* Start DATA SUPPLIED *

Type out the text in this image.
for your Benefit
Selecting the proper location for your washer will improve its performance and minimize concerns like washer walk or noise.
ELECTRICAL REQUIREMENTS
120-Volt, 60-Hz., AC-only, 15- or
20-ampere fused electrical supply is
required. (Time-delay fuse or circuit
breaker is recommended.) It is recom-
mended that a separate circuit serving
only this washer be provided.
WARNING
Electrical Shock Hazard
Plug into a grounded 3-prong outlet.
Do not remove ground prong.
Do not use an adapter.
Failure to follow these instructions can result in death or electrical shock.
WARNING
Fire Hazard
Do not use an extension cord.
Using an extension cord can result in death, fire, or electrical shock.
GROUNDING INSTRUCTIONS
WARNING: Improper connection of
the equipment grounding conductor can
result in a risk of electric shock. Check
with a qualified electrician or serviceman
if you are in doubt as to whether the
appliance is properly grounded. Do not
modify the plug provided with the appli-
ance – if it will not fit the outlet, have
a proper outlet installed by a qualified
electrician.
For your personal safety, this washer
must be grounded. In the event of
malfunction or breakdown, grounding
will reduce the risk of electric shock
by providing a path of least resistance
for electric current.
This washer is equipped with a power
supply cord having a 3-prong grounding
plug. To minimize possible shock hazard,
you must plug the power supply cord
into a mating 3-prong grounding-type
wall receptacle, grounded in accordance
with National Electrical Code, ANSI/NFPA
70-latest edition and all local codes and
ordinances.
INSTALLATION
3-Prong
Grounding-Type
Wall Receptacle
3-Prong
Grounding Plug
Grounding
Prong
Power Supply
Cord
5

* End DATA SUPPLIED *

> [AIM OF THE TASK]:
Make an exact copy of every entry.

> [WRITTEN RESPONSE]:
Type out the text in this image.
for your Benefit
Selecting the proper location for your washer will improve its performance and minimize concerns like washer walk or noise.
ELECTRICAL REQUIREMENTS
120-Volt, 60-Hz., AC-only, 15- or
20-ampere fused electrical supply is
required. (Time-delay fuse or circuit
breaker is recommended.) It is recom-
mended that a separate circuit serving
only this washer be provided.
WARNING
Electrical Shock Hazard
Plug into a grounded 3-prong outlet.
Do not remove ground prong.
Do not use an adapter.
Failure to follow these instructions can result in death or electrical shock.
WARNING
Fire Hazard
Do not use an extension cord.
Using an extension cord can result in death, fire, or electrical shock.
GROUNDING INSTRUCTIONS
WARNING: Improper connection of
the equipment grounding conductor can
result in a risk of electric shock. Check
with a qualified electrician or serviceman
if you are in doubt as to whether the
appliance is properly grounded. Do not
modify the plug provided with the appli-
ance – if it will not fit the outlet, have
a proper outlet installed by a qualified
electrician.
For your personal safety, this washer
must be grounded. In the event of
malfunction or breakdown, grounding
will reduce the risk of electric shock
by providing a path of least resistance
for electric current.
This washer is equipped with a power
supply cord having a 3-prong grounding
plug. To minimize possible shock hazard,
you must plug the power supply cord
into a mating 3-prong grounding-type
wall receptacle, grounded in accordance
with National Electrical Code, ANSI/NFPA
70-latest edition and all local codes and
ordinances.
INSTALLATION
3-Prong
Grounding-Type
Wall Receptacle
3-Prong
Grounding Plug
Grounding
Prong
Power Supply
Cord
5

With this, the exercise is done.